Task objective
All lines in which the word "ylabel" occurs are to be extracted.

Part of a data file
• • • • •
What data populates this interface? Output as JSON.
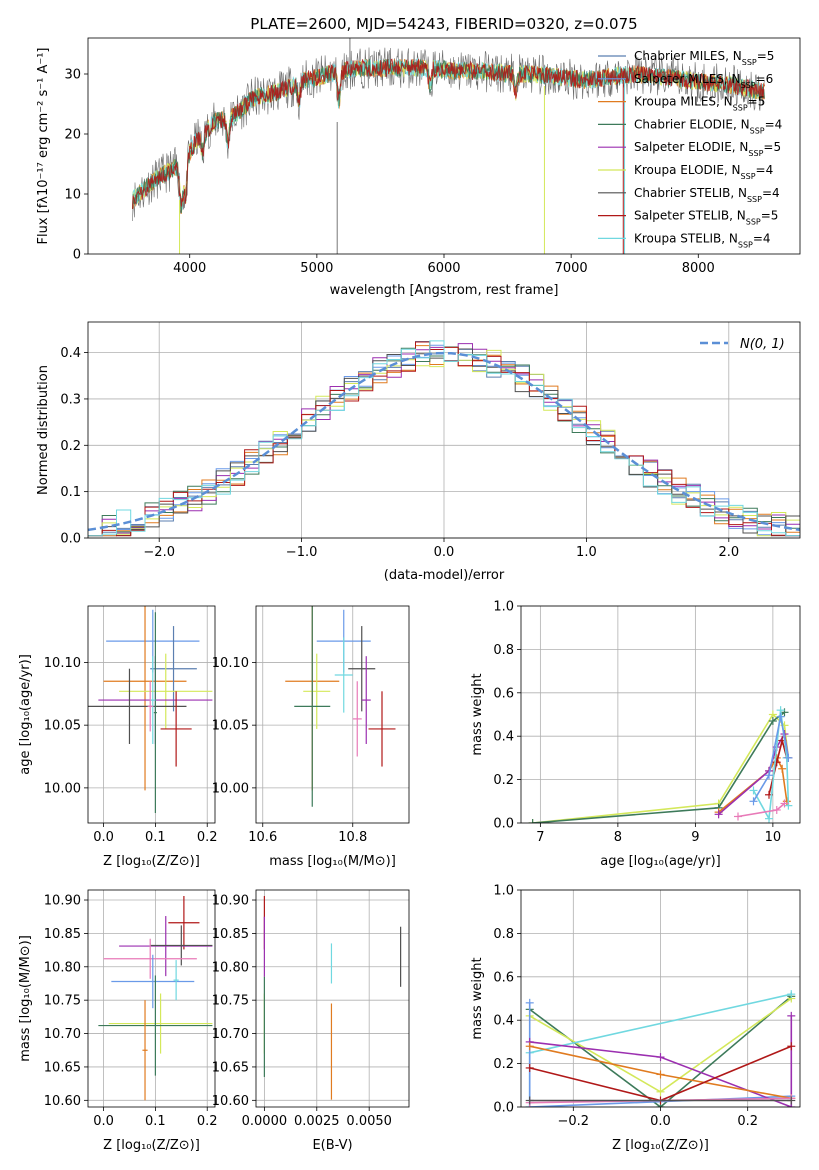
{
  "figure": {
    "title": "PLATE=2600, MJD=54243, FIBERID=0320, z=0.075"
  },
  "colors": {
    "Chabrier MILES": "#5b7fb0",
    "Salpeter MILES": "#6a9ae8",
    "Kroupa MILES": "#e07b20",
    "Chabrier ELODIE": "#3d7a5a",
    "Salpeter ELODIE": "#9b2fb0",
    "Kroupa ELODIE": "#d4e85a",
    "Chabrier STELIB": "#505050",
    "Salpeter STELIB": "#b01818",
    "Kroupa STELIB": "#70d8e0",
    "pink": "#e87ab8",
    "normal": "#5b8fd6",
    "data": "#6b6b6b"
  },
  "legend_spectrum": [
    "Chabrier MILES, N_SSP=5",
    "Salpeter MILES, N_SSP=6",
    "Kroupa MILES, N_SSP=5",
    "Chabrier ELODIE, N_SSP=4",
    "Salpeter ELODIE, N_SSP=5",
    "Kroupa ELODIE, N_SSP=4",
    "Chabrier STELIB, N_SSP=4",
    "Salpeter STELIB, N_SSP=5",
    "Kroupa STELIB, N_SSP=4"
  ],
  "legend_residual": "N(0, 1)",
  "chart_data": [
    {
      "id": "spectrum",
      "type": "line",
      "xlabel": "wavelength [Angstrom, rest frame]",
      "ylabel": "Flux [f_λ 10^-17 erg cm^-2 s^-1 A^-1]",
      "xlim": [
        3200,
        8800
      ],
      "ylim": [
        0,
        36
      ],
      "xticks": [
        4000,
        5000,
        6000,
        7000,
        8000
      ],
      "yticks": [
        0,
        10,
        20,
        30
      ],
      "continuum_x": [
        3550,
        3700,
        3850,
        3950,
        4050,
        4200,
        4350,
        4500,
        4700,
        4900,
        5100,
        5300,
        5500,
        5700,
        5900,
        6100,
        6300,
        6500,
        6700,
        6900,
        7100,
        7300,
        7500,
        7700,
        7900,
        8100,
        8300,
        8500
      ],
      "continuum_y": [
        9,
        12,
        14,
        15,
        19,
        22,
        23,
        26,
        27,
        29,
        30,
        31,
        31,
        31,
        31,
        30.5,
        30.5,
        30,
        30,
        29.5,
        29,
        29.5,
        30,
        29.5,
        29,
        28.5,
        28,
        27
      ]
    },
    {
      "id": "residuals",
      "type": "line",
      "xlabel": "(data-model)/error",
      "ylabel": "Normed distribution",
      "xlim": [
        -2.5,
        2.5
      ],
      "ylim": [
        0,
        0.466
      ],
      "xticks": [
        -2,
        -1,
        0,
        1,
        2
      ],
      "yticks": [
        0.0,
        0.1,
        0.2,
        0.3,
        0.4
      ]
    },
    {
      "id": "age_vs_Z",
      "type": "scatter",
      "xlabel": "Z [log10(Z/Z⊙)]",
      "ylabel": "age [log10(age/yr)]",
      "xlim": [
        -0.03,
        0.215
      ],
      "ylim": [
        9.972,
        10.145
      ],
      "xticks": [
        0.0,
        0.1,
        0.2
      ],
      "yticks": [
        10.0,
        10.05,
        10.1
      ],
      "points": [
        {
          "color": "Salpeter MILES",
          "x": 0.095,
          "xerr": 0.09,
          "y": 10.117,
          "yerr": 0.025
        },
        {
          "color": "Kroupa MILES",
          "x": 0.08,
          "xerr": 0.08,
          "y": 10.085,
          "yerr": 0.087
        },
        {
          "color": "Chabrier MILES",
          "x": 0.135,
          "xerr": 0.045,
          "y": 10.095,
          "yerr": 0.034
        },
        {
          "color": "Kroupa ELODIE",
          "x": 0.12,
          "xerr": 0.09,
          "y": 10.077,
          "yerr": 0.03
        },
        {
          "color": "Salpeter ELODIE",
          "x": 0.1,
          "xerr": 0.11,
          "y": 10.07,
          "yerr": 0.035
        },
        {
          "color": "Chabrier STELIB",
          "x": 0.05,
          "xerr": 0.11,
          "y": 10.065,
          "yerr": 0.03
        },
        {
          "color": "Salpeter STELIB",
          "x": 0.14,
          "xerr": 0.03,
          "y": 10.047,
          "yerr": 0.03
        },
        {
          "color": "Chabrier ELODIE",
          "x": 0.1,
          "xerr": 0.003,
          "y": 10.06,
          "yerr": 0.08
        },
        {
          "color": "Kroupa STELIB",
          "x": 0.095,
          "xerr": 0.005,
          "y": 10.07,
          "yerr": 0.035
        },
        {
          "color": "pink",
          "x": 0.09,
          "xerr": 0.005,
          "y": 10.065,
          "yerr": 0.02
        }
      ]
    },
    {
      "id": "age_vs_mass",
      "type": "scatter",
      "xlabel": "mass [log10(M/M⊙)]",
      "ylabel": "",
      "xlim": [
        10.585,
        10.925
      ],
      "ylim": [
        9.972,
        10.145
      ],
      "xticks": [
        10.6,
        10.8
      ],
      "yticks": [
        10.0,
        10.05,
        10.1
      ],
      "points": [
        {
          "color": "Salpeter MILES",
          "x": 10.78,
          "xerr": 0.06,
          "y": 10.117,
          "yerr": 0.025
        },
        {
          "color": "Kroupa MILES",
          "x": 10.71,
          "xerr": 0.06,
          "y": 10.085,
          "yerr": 0.087
        },
        {
          "color": "Chabrier STELIB",
          "x": 10.82,
          "xerr": 0.03,
          "y": 10.095,
          "yerr": 0.034
        },
        {
          "color": "Kroupa ELODIE",
          "x": 10.72,
          "xerr": 0.03,
          "y": 10.077,
          "yerr": 0.03
        },
        {
          "color": "Chabrier ELODIE",
          "x": 10.71,
          "xerr": 0.04,
          "y": 10.065,
          "yerr": 0.08
        },
        {
          "color": "Salpeter STELIB",
          "x": 10.865,
          "xerr": 0.03,
          "y": 10.047,
          "yerr": 0.03
        },
        {
          "color": "Salpeter ELODIE",
          "x": 10.83,
          "xerr": 0.01,
          "y": 10.07,
          "yerr": 0.035
        },
        {
          "color": "Kroupa STELIB",
          "x": 10.78,
          "xerr": 0.02,
          "y": 10.09,
          "yerr": 0.03
        },
        {
          "color": "pink",
          "x": 10.81,
          "xerr": 0.01,
          "y": 10.055,
          "yerr": 0.03
        }
      ]
    },
    {
      "id": "mass_vs_Z",
      "type": "scatter",
      "xlabel": "Z [log10(Z/Z⊙)]",
      "ylabel": "mass [log10(M/M⊙)]",
      "xlim": [
        -0.03,
        0.215
      ],
      "ylim": [
        10.59,
        10.915
      ],
      "xticks": [
        0.0,
        0.1,
        0.2
      ],
      "yticks": [
        10.6,
        10.65,
        10.7,
        10.75,
        10.8,
        10.85,
        10.9
      ],
      "points": [
        {
          "color": "Salpeter STELIB",
          "x": 0.155,
          "xerr": 0.03,
          "y": 10.866,
          "yerr": 0.04
        },
        {
          "color": "Salpeter ELODIE",
          "x": 0.12,
          "xerr": 0.09,
          "y": 10.831,
          "yerr": 0.045
        },
        {
          "color": "Chabrier STELIB",
          "x": 0.15,
          "xerr": 0.06,
          "y": 10.832,
          "yerr": 0.03
        },
        {
          "color": "pink",
          "x": 0.09,
          "xerr": 0.09,
          "y": 10.812,
          "yerr": 0.03
        },
        {
          "color": "Salpeter MILES",
          "x": 0.095,
          "xerr": 0.08,
          "y": 10.778,
          "yerr": 0.04
        },
        {
          "color": "Kroupa STELIB",
          "x": 0.14,
          "xerr": 0.005,
          "y": 10.78,
          "yerr": 0.03
        },
        {
          "color": "Kroupa ELODIE",
          "x": 0.11,
          "xerr": 0.1,
          "y": 10.715,
          "yerr": 0.045
        },
        {
          "color": "Chabrier ELODIE",
          "x": 0.1,
          "xerr": 0.11,
          "y": 10.712,
          "yerr": 0.075
        },
        {
          "color": "Kroupa MILES",
          "x": 0.08,
          "xerr": 0.005,
          "y": 10.675,
          "yerr": 0.075
        }
      ]
    },
    {
      "id": "mass_vs_EBV",
      "type": "scatter",
      "xlabel": "E(B-V)",
      "ylabel": "",
      "xlim": [
        -0.0004,
        0.0069
      ],
      "ylim": [
        10.59,
        10.915
      ],
      "xticks": [
        0.0,
        0.0025,
        0.005
      ],
      "xticklabels": [
        "0.0000",
        "0.0025",
        "0.0050"
      ],
      "yticks": [
        10.6,
        10.65,
        10.7,
        10.75,
        10.8,
        10.85,
        10.9
      ],
      "points": [
        {
          "color": "Salpeter STELIB",
          "x": 0.0,
          "xerr": 0.0,
          "y": 10.866,
          "yerr": 0.04
        },
        {
          "color": "Salpeter ELODIE",
          "x": 0.0,
          "xerr": 0.0,
          "y": 10.83,
          "yerr": 0.045
        },
        {
          "color": "Kroupa ELODIE",
          "x": 0.0,
          "xerr": 0.0,
          "y": 10.715,
          "yerr": 0.045
        },
        {
          "color": "Chabrier ELODIE",
          "x": 0.0,
          "xerr": 0.0,
          "y": 10.71,
          "yerr": 0.075
        },
        {
          "color": "Kroupa STELIB",
          "x": 0.0032,
          "xerr": 0.0,
          "y": 10.805,
          "yerr": 0.03
        },
        {
          "color": "Kroupa MILES",
          "x": 0.0032,
          "xerr": 0.0,
          "y": 10.673,
          "yerr": 0.072
        },
        {
          "color": "Chabrier STELIB",
          "x": 0.0065,
          "xerr": 0.0,
          "y": 10.815,
          "yerr": 0.045
        }
      ]
    },
    {
      "id": "mass_weight_vs_age",
      "type": "line",
      "xlabel": "age [log10(age/yr)]",
      "ylabel": "mass weight",
      "xlim": [
        6.75,
        10.35
      ],
      "ylim": [
        0,
        1
      ],
      "xticks": [
        7,
        8,
        9,
        10
      ],
      "yticks": [
        0.0,
        0.2,
        0.4,
        0.6,
        0.8,
        1.0
      ],
      "series": [
        {
          "color": "Kroupa ELODIE",
          "x": [
            6.9,
            9.3,
            10.0,
            10.15,
            10.2
          ],
          "y": [
            0.0,
            0.09,
            0.5,
            0.45,
            0.3
          ]
        },
        {
          "color": "Chabrier ELODIE",
          "x": [
            6.9,
            9.3,
            10.0,
            10.15
          ],
          "y": [
            0.0,
            0.07,
            0.47,
            0.51
          ]
        },
        {
          "color": "Kroupa MILES",
          "x": [
            9.3,
            9.95,
            10.05,
            10.12,
            10.18
          ],
          "y": [
            0.05,
            0.24,
            0.3,
            0.25,
            0.1
          ]
        },
        {
          "color": "Salpeter ELODIE",
          "x": [
            9.3,
            9.95,
            10.05,
            10.15,
            10.2
          ],
          "y": [
            0.04,
            0.24,
            0.35,
            0.41,
            0.3
          ]
        },
        {
          "color": "Salpeter STELIB",
          "x": [
            9.95,
            10.05,
            10.12,
            10.18
          ],
          "y": [
            0.13,
            0.28,
            0.38,
            0.3
          ]
        },
        {
          "color": "Kroupa STELIB",
          "x": [
            9.75,
            9.95,
            10.1,
            10.18,
            10.2
          ],
          "y": [
            0.15,
            0.02,
            0.52,
            0.3,
            0.08
          ]
        },
        {
          "color": "pink",
          "x": [
            9.55,
            10.05,
            10.15
          ],
          "y": [
            0.03,
            0.06,
            0.09
          ]
        },
        {
          "color": "Salpeter MILES",
          "x": [
            9.75,
            9.95,
            10.1,
            10.2
          ],
          "y": [
            0.1,
            0.22,
            0.49,
            0.3
          ]
        }
      ]
    },
    {
      "id": "mass_weight_vs_Z",
      "type": "line",
      "xlabel": "Z [log10(Z/Z⊙)]",
      "ylabel": "mass weight",
      "xlim": [
        -0.32,
        0.32
      ],
      "ylim": [
        0,
        1
      ],
      "xticks": [
        -0.2,
        0.0,
        0.2
      ],
      "yticks": [
        0.0,
        0.2,
        0.4,
        0.6,
        0.8,
        1.0
      ],
      "series": [
        {
          "color": "Chabrier ELODIE",
          "x": [
            -0.3,
            0.0,
            0.3
          ],
          "y": [
            0.45,
            0.0,
            0.51
          ]
        },
        {
          "color": "Kroupa ELODIE",
          "x": [
            -0.3,
            0.0,
            0.3
          ],
          "y": [
            0.42,
            0.07,
            0.5
          ]
        },
        {
          "color": "Kroupa STELIB",
          "x": [
            -0.3,
            -0.3,
            0.3
          ],
          "y": [
            0.0,
            0.25,
            0.52
          ]
        },
        {
          "color": "Salpeter MILES",
          "x": [
            -0.3,
            -0.3,
            0.3
          ],
          "y": [
            0.48,
            0.0,
            0.05
          ]
        },
        {
          "color": "Salpeter ELODIE",
          "x": [
            -0.3,
            0.0,
            0.3,
            0.3
          ],
          "y": [
            0.3,
            0.23,
            0.0,
            0.42
          ]
        },
        {
          "color": "Kroupa MILES",
          "x": [
            -0.3,
            0.0,
            0.3
          ],
          "y": [
            0.28,
            0.15,
            0.04
          ]
        },
        {
          "color": "Salpeter STELIB",
          "x": [
            -0.3,
            0.0,
            0.3
          ],
          "y": [
            0.18,
            0.03,
            0.28
          ]
        },
        {
          "color": "pink",
          "x": [
            -0.3,
            0.3
          ],
          "y": [
            0.02,
            0.04
          ]
        },
        {
          "color": "Chabrier STELIB",
          "x": [
            -0.3,
            0.3
          ],
          "y": [
            0.03,
            0.03
          ]
        }
      ]
    }
  ]
}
• • • • •
Solution to the problem
      "ylabel": "Flux [f_λ 10^-17 erg cm^-2 s^-1 A^-1]",
      "ylabel": "Normed distribution",
      "ylabel": "age [log10(age/yr)]",
      "ylabel": "",
      "ylabel": "mass [log10(M/M⊙)]",
      "ylabel": "",
      "ylabel": "mass weight",
      "ylabel": "mass weight",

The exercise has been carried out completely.